* START Raw data *
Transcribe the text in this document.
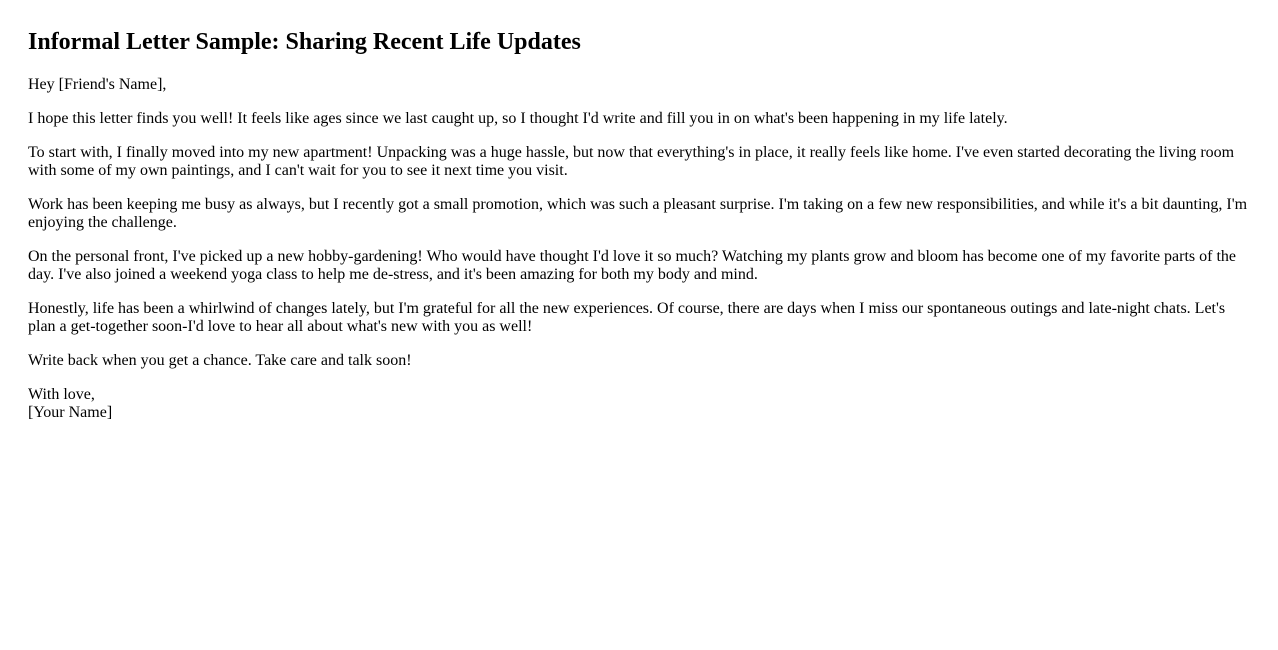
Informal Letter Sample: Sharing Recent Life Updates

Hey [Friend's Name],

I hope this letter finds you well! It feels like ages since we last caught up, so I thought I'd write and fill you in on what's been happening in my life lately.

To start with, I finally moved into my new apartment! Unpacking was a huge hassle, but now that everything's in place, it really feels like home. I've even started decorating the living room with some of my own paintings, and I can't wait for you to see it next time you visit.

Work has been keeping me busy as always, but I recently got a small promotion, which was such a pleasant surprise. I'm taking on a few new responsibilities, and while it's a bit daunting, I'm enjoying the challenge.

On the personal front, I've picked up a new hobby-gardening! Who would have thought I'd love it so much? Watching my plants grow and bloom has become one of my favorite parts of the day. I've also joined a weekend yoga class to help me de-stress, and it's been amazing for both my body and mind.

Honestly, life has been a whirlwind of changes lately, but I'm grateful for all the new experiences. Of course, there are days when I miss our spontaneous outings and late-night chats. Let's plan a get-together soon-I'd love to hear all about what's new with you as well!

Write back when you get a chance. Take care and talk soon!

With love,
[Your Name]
* END Raw data *
* START Raw data *
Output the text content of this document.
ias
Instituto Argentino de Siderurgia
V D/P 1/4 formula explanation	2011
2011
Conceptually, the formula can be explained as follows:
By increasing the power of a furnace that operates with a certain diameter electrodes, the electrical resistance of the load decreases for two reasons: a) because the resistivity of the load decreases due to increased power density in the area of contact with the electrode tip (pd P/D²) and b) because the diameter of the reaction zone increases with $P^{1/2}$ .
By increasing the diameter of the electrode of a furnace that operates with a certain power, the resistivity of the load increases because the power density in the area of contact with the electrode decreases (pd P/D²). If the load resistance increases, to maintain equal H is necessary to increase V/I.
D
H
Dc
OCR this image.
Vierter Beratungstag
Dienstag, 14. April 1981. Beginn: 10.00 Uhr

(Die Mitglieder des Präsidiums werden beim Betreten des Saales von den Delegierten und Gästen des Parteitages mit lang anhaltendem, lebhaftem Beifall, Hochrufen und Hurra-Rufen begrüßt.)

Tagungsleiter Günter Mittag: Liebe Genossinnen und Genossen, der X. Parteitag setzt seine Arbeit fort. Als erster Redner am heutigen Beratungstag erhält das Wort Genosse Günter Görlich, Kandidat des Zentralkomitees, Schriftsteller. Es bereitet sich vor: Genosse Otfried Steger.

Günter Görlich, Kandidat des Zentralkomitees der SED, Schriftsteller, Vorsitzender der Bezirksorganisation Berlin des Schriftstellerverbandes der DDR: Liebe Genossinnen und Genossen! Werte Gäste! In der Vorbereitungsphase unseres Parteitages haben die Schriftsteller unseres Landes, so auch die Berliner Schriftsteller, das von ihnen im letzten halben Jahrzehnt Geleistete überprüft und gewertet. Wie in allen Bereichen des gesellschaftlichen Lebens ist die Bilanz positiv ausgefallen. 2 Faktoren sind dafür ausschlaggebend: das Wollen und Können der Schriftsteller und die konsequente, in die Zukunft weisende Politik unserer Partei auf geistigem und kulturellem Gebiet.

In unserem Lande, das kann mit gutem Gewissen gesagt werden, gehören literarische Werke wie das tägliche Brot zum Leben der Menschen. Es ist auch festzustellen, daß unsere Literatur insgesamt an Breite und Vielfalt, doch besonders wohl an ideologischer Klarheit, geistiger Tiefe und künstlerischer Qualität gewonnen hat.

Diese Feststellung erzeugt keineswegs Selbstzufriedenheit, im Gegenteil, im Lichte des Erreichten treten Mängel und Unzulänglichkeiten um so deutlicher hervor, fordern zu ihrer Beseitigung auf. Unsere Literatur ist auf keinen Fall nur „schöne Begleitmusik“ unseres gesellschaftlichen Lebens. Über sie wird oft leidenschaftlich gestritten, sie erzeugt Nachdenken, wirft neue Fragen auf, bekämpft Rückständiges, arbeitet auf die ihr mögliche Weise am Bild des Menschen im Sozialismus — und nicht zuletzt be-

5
* END Raw data *
What you have to do –
Scan the records above for the string "Menschen", then report every line that contains it.

Output for this task –
In unserem Lande, das kann mit gutem Gewissen gesagt werden, gehören literarische Werke wie das tägliche Brot zum Leben der Menschen. Es ist auch festzustellen, daß unsere Literatur insgesamt an Breite und Vielfalt, doch besonders wohl an ideologischer Klarheit, geistiger Tiefe und künstlerischer Qualität gewonnen hat.
Diese Feststellung erzeugt keineswegs Selbstzufriedenheit, im Gegenteil, im Lichte des Erreichten treten Mängel und Unzulänglichkeiten um so deutlicher hervor, fordern zu ihrer Beseitigung auf. Unsere Literatur ist auf keinen Fall nur „schöne Begleitmusik“ unseres gesellschaftlichen Lebens. Über sie wird oft leidenschaftlich gestritten, sie erzeugt Nachdenken, wirft neue Fragen auf, bekämpft Rückständiges, arbeitet auf die ihr mögliche Weise am Bild des Menschen im Sozialismus — und nicht zuletzt be-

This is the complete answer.